WHAT NEEDS TO BE DONE:
Gather the lines from the material that contain "labels".

— start of INPUT ROWS —

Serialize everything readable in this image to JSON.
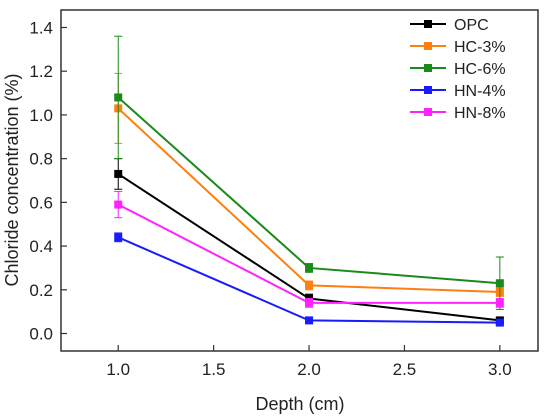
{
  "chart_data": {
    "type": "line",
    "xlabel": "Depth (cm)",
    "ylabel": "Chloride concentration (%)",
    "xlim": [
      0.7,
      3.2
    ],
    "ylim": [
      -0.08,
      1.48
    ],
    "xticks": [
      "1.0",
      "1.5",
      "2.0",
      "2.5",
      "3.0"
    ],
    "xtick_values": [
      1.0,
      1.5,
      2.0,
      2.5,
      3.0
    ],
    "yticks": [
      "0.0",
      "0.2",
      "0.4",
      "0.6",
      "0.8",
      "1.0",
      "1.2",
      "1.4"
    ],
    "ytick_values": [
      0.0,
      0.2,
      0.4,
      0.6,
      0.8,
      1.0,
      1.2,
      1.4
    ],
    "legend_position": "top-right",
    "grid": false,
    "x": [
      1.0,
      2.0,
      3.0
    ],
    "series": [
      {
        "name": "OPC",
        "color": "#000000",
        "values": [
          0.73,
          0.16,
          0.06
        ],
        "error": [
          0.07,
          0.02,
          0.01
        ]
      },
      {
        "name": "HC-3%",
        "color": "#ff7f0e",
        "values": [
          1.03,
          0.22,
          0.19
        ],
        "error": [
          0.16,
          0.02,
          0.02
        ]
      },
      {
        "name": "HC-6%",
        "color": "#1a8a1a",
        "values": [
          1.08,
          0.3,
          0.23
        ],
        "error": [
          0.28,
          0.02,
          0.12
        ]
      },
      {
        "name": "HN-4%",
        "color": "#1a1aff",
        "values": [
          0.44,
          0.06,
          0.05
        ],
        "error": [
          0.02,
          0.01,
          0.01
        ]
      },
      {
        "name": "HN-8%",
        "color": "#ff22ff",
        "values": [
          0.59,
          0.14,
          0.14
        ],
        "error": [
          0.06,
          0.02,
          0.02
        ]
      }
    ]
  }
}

— end of INPUT ROWS —
— start of INPUT ROWS —

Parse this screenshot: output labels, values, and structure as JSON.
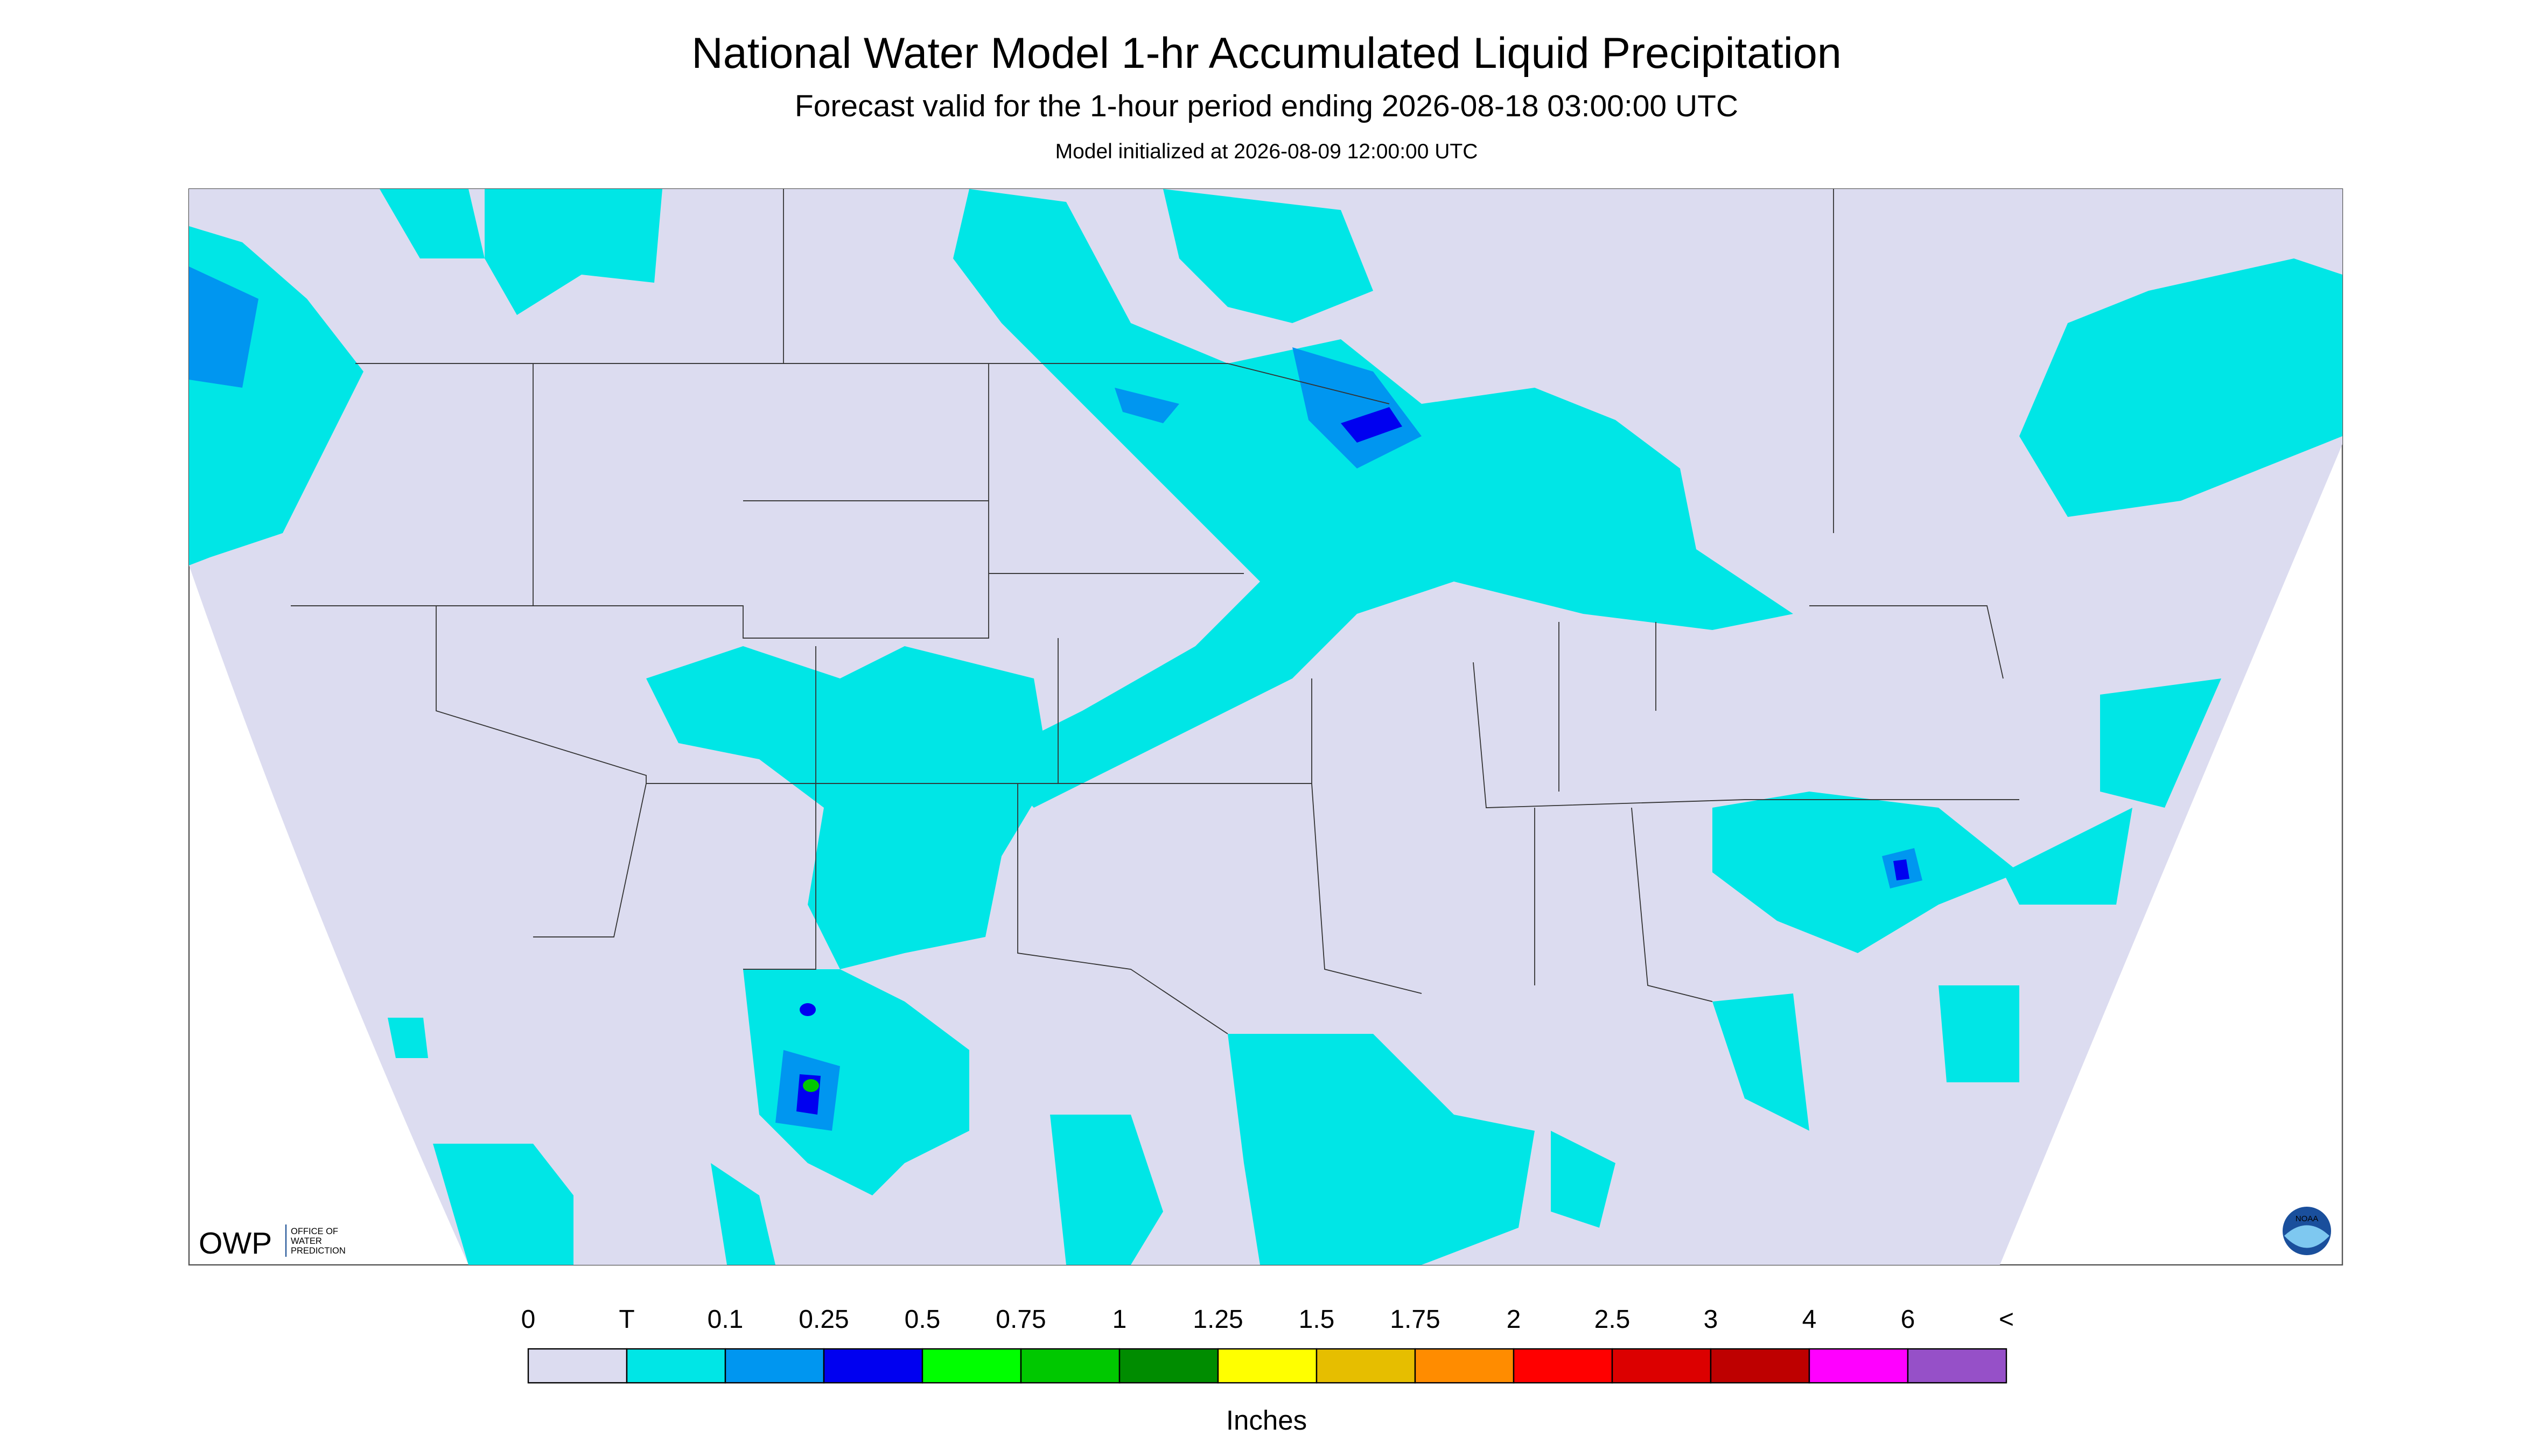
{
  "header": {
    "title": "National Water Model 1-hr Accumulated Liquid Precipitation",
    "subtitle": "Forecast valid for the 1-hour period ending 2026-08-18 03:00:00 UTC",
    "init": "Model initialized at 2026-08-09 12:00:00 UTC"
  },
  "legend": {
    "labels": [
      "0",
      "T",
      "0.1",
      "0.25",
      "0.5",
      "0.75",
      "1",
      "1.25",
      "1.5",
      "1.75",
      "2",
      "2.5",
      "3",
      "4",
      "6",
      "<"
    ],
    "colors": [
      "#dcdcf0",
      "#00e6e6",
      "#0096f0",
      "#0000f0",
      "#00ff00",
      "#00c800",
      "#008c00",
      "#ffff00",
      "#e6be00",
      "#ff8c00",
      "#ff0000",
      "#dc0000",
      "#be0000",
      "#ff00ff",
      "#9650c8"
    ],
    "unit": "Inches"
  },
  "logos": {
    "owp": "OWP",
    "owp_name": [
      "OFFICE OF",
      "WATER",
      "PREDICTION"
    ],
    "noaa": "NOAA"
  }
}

— end of INPUT ROWS —

OUTPUT OF THE EXERCISE:
Parse this screenshot: output labels, values, and structure as JSON.
    "labels": [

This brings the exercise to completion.